Return each line of the records with nothing changed, pictures excepted.

+---+

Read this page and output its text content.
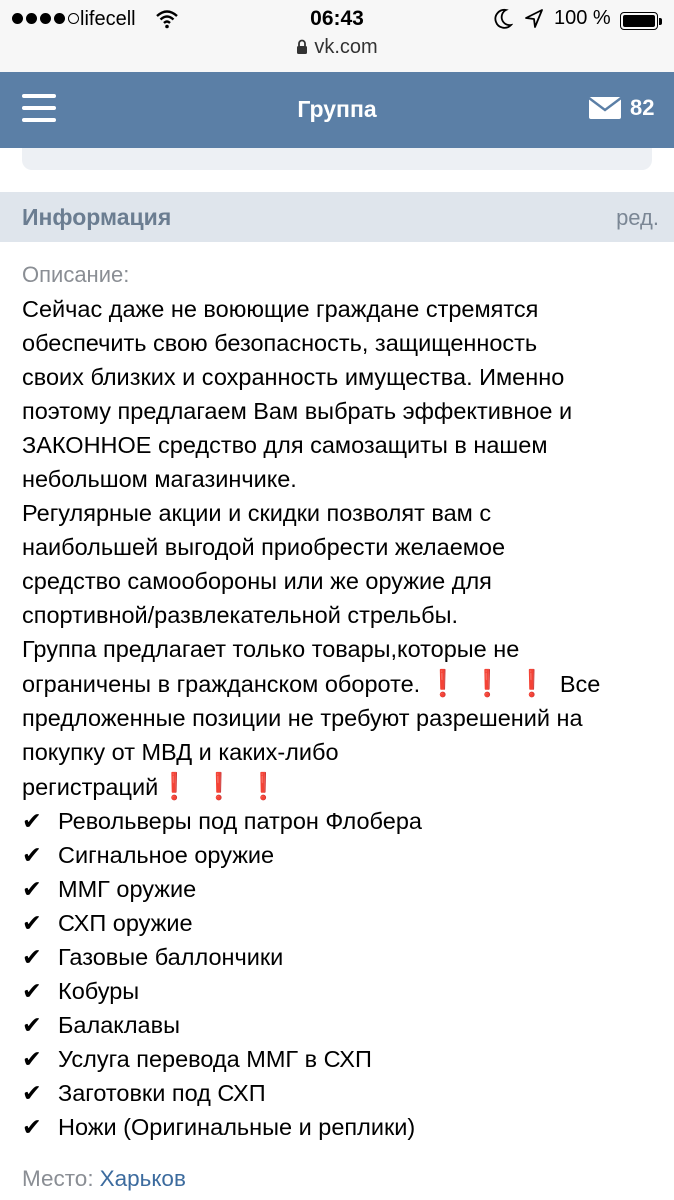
lifecell	06:43	100 %
vk.com
Группа	82
Информация	ред.
Описание:
Сейчас даже не воюющие граждане стремятся
обеспечить свою безопасность, защищенность
своих близких и сохранность имущества. Именно
поэтому предлагаем Вам выбрать эффективное и
ЗАКОННОЕ средство для самозащиты в нашем
небольшом магазинчике.
Регулярные акции и скидки позволят вам с
наибольшей выгодой приобрести желаемое
средство самообороны или же оружие для
спортивной/развлекательной стрельбы.
Группа предлагает только товары,которые не
ограничены в гражданском обороте. ❗❗❗Все
предложенные позиции не требуют разрешений на
покупку от МВД и каких-либо
регистраций❗❗❗
✔ Револьверы под патрон Флобера
✔ Сигнальное оружие
✔ ММГ оружие
✔ СХП оружие
✔ Газовые баллончики
✔ Кобуры
✔ Балаклавы
✔ Услуга перевода ММГ в СХП
✔ Заготовки под СХП
✔ Ножи (Оригинальные и реплики)
Место: Харьков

+---+

» Exercise result
Read this page and output its text content.
lifecell	06:43	100 %
vk.com
Группа	82
Информация	ред.
Описание:
Сейчас даже не воюющие граждане стремятся
обеспечить свою безопасность, защищенность
своих близких и сохранность имущества. Именно
поэтому предлагаем Вам выбрать эффективное и
ЗАКОННОЕ средство для самозащиты в нашем
небольшом магазинчике.
Регулярные акции и скидки позволят вам с
наибольшей выгодой приобрести желаемое
средство самообороны или же оружие для
спортивной/развлекательной стрельбы.
Группа предлагает только товары,которые не
ограничены в гражданском обороте. ❗❗❗Все
предложенные позиции не требуют разрешений на
покупку от МВД и каких-либо
регистраций❗❗❗
✔ Револьверы под патрон Флобера
✔ Сигнальное оружие
✔ ММГ оружие
✔ СХП оружие
✔ Газовые баллончики
✔ Кобуры
✔ Балаклавы
✔ Услуга перевода ММГ в СХП
✔ Заготовки под СХП
✔ Ножи (Оригинальные и реплики)
Место: Харьков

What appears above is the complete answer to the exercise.